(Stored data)
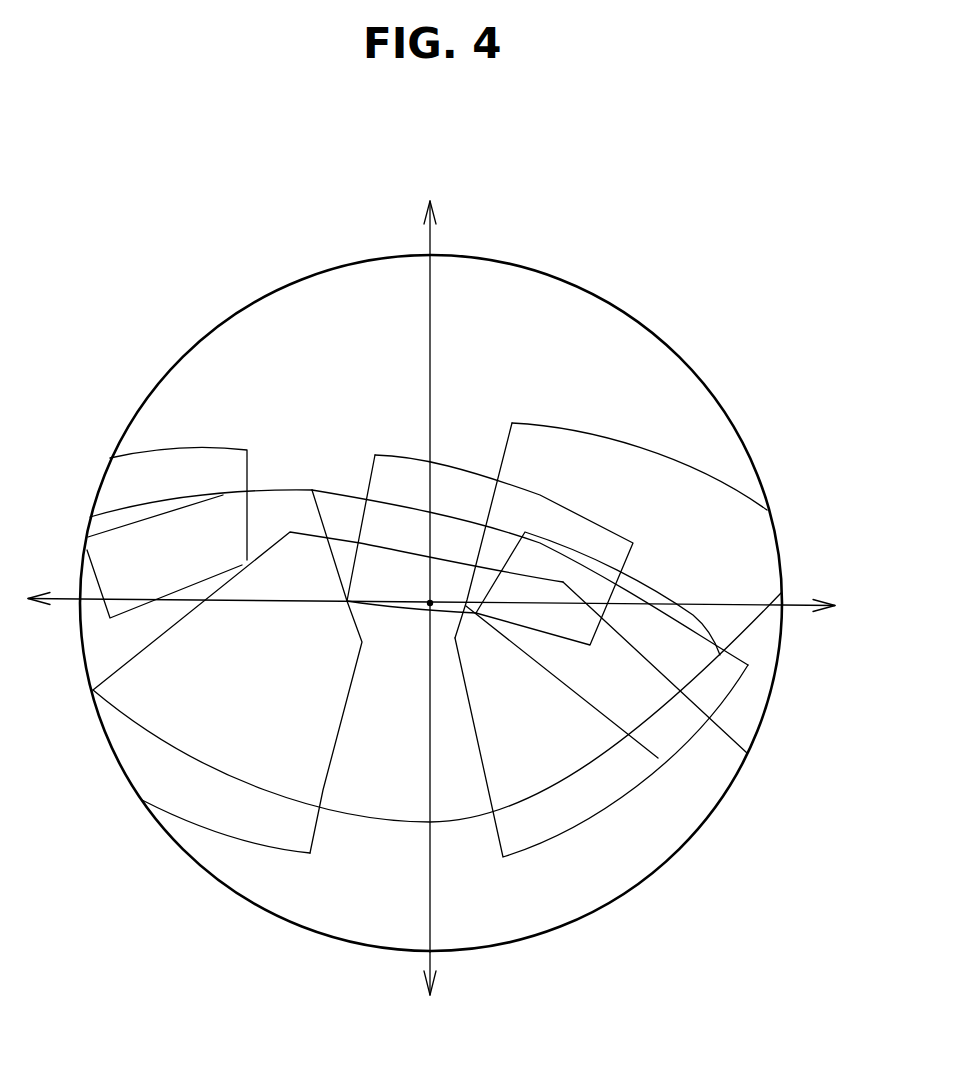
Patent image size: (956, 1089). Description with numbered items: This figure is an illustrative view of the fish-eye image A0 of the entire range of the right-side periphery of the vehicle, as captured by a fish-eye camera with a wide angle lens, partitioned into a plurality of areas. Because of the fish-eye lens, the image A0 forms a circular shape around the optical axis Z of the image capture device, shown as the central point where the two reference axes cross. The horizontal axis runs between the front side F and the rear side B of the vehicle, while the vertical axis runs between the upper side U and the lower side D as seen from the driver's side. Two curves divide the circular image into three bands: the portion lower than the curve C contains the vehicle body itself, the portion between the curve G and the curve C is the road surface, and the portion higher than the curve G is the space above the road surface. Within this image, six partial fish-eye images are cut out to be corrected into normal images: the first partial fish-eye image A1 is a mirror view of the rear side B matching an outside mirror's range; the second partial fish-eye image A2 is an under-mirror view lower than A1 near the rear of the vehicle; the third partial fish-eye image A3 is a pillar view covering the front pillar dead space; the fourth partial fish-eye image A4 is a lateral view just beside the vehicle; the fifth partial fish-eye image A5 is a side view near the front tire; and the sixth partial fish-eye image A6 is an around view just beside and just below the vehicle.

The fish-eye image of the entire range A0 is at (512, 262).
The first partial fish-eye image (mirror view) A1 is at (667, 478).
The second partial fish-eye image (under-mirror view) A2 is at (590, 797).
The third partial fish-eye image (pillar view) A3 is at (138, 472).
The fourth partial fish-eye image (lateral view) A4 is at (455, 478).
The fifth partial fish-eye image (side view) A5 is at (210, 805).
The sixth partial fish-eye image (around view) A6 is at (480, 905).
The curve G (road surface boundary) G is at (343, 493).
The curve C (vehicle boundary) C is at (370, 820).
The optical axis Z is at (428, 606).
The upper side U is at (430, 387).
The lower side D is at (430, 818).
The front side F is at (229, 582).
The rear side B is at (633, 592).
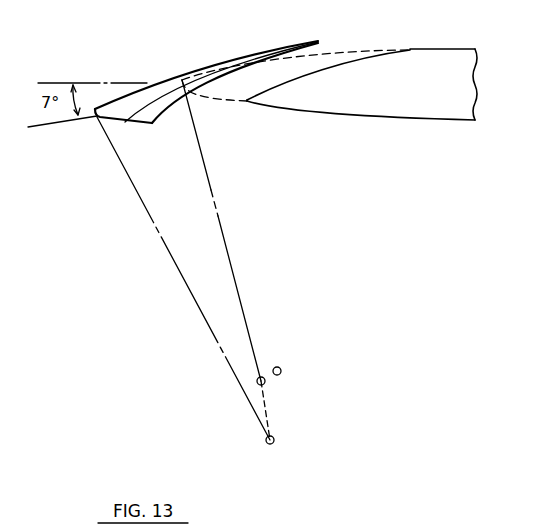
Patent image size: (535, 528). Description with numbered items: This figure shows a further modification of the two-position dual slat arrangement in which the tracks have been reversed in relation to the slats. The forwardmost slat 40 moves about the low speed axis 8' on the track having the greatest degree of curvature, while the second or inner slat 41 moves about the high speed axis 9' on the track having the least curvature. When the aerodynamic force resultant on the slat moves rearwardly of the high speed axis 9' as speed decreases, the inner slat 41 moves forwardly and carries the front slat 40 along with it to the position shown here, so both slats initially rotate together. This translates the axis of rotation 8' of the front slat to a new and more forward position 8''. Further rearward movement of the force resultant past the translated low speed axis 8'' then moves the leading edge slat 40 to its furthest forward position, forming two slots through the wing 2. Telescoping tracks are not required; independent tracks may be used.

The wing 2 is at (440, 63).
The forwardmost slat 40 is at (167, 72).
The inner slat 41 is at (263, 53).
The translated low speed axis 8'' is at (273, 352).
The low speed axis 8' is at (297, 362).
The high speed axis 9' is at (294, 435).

▶ [Stated problem]: Reproduce the material above verbatim, omitting the pictures.

▶ [Answer for the task]:
Patent image size: (956, 1089). Description with numbered items: This figure is an illustrative view of the fish-eye image A0 of the entire range of the right-side periphery of the vehicle, as captured by a fish-eye camera with a wide angle lens, partitioned into a plurality of areas. Because of the fish-eye lens, the image A0 forms a circular shape around the optical axis Z of the image capture device, shown as the central point where the two reference axes cross. The horizontal axis runs between the front side F and the rear side B of the vehicle, while the vertical axis runs between the upper side U and the lower side D as seen from the driver's side. Two curves divide the circular image into three bands: the portion lower than the curve C contains the vehicle body itself, the portion between the curve G and the curve C is the road surface, and the portion higher than the curve G is the space above the road surface. Within this image, six partial fish-eye images are cut out to be corrected into normal images: the first partial fish-eye image A1 is a mirror view of the rear side B matching an outside mirror's range; the second partial fish-eye image A2 is an under-mirror view lower than A1 near the rear of the vehicle; the third partial fish-eye image A3 is a pillar view covering the front pillar dead space; the fourth partial fish-eye image A4 is a lateral view just beside the vehicle; the fifth partial fish-eye image A5 is a side view near the front tire; and the sixth partial fish-eye image A6 is an around view just beside and just below the vehicle.

The fish-eye image of the entire range A0 is at (512, 262).
The first partial fish-eye image (mirror view) A1 is at (667, 478).
The second partial fish-eye image (under-mirror view) A2 is at (590, 797).
The third partial fish-eye image (pillar view) A3 is at (138, 472).
The fourth partial fish-eye image (lateral view) A4 is at (455, 478).
The fifth partial fish-eye image (side view) A5 is at (210, 805).
The sixth partial fish-eye image (around view) A6 is at (480, 905).
The curve G (road surface boundary) G is at (343, 493).
The curve C (vehicle boundary) C is at (370, 820).
The optical axis Z is at (428, 606).
The upper side U is at (430, 387).
The lower side D is at (430, 818).
The front side F is at (229, 582).
The rear side B is at (633, 592).
Patent image size: (535, 528). Description with numbered items: This figure shows a further modification of the two-position dual slat arrangement in which the tracks have been reversed in relation to the slats. The forwardmost slat 40 moves about the low speed axis 8' on the track having the greatest degree of curvature, while the second or inner slat 41 moves about the high speed axis 9' on the track having the least curvature. When the aerodynamic force resultant on the slat moves rearwardly of the high speed axis 9' as speed decreases, the inner slat 41 moves forwardly and carries the front slat 40 along with it to the position shown here, so both slats initially rotate together. This translates the axis of rotation 8' of the front slat to a new and more forward position 8''. Further rearward movement of the force resultant past the translated low speed axis 8'' then moves the leading edge slat 40 to its furthest forward position, forming two slots through the wing 2. Telescoping tracks are not required; independent tracks may be used.

The wing 2 is at (440, 63).
The forwardmost slat 40 is at (167, 72).
The inner slat 41 is at (263, 53).
The translated low speed axis 8'' is at (273, 352).
The low speed axis 8' is at (297, 362).
The high speed axis 9' is at (294, 435).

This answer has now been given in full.